_Data records:_
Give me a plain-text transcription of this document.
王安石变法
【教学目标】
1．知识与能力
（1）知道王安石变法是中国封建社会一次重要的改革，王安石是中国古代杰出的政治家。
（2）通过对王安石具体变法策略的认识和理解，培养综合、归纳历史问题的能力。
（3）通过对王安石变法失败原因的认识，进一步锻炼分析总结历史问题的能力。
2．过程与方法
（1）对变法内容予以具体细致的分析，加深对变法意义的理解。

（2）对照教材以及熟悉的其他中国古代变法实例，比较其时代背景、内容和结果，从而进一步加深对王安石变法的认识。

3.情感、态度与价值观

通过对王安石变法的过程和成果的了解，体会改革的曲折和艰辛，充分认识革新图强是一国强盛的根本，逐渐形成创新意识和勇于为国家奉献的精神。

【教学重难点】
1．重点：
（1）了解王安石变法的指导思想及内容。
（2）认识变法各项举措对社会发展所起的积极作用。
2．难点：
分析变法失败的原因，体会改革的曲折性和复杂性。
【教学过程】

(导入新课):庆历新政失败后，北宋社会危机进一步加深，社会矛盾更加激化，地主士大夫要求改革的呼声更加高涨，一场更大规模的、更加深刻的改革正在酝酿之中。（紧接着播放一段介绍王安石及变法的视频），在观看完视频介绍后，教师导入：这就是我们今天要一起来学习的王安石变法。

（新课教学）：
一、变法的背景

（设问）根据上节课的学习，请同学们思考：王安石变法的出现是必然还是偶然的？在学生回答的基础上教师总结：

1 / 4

_SHORT PROBLEM:_ What do the records say? Quote them all exactly.

_RESULT OF THE EXERCISE:_
Give me a plain-text transcription of this document.
王安石变法
【教学目标】
1．知识与能力
（1）知道王安石变法是中国封建社会一次重要的改革，王安石是中国古代杰出的政治家。
（2）通过对王安石具体变法策略的认识和理解，培养综合、归纳历史问题的能力。
（3）通过对王安石变法失败原因的认识，进一步锻炼分析总结历史问题的能力。
2．过程与方法
（1）对变法内容予以具体细致的分析，加深对变法意义的理解。

（2）对照教材以及熟悉的其他中国古代变法实例，比较其时代背景、内容和结果，从而进一步加深对王安石变法的认识。

3.情感、态度与价值观

通过对王安石变法的过程和成果的了解，体会改革的曲折和艰辛，充分认识革新图强是一国强盛的根本，逐渐形成创新意识和勇于为国家奉献的精神。

【教学重难点】
1．重点：
（1）了解王安石变法的指导思想及内容。
（2）认识变法各项举措对社会发展所起的积极作用。
2．难点：
分析变法失败的原因，体会改革的曲折性和复杂性。
【教学过程】

(导入新课):庆历新政失败后，北宋社会危机进一步加深，社会矛盾更加激化，地主士大夫要求改革的呼声更加高涨，一场更大规模的、更加深刻的改革正在酝酿之中。（紧接着播放一段介绍王安石及变法的视频），在观看完视频介绍后，教师导入：这就是我们今天要一起来学习的王安石变法。

（新课教学）：
一、变法的背景

（设问）根据上节课的学习，请同学们思考：王安石变法的出现是必然还是偶然的？在学生回答的基础上教师总结：

1 / 4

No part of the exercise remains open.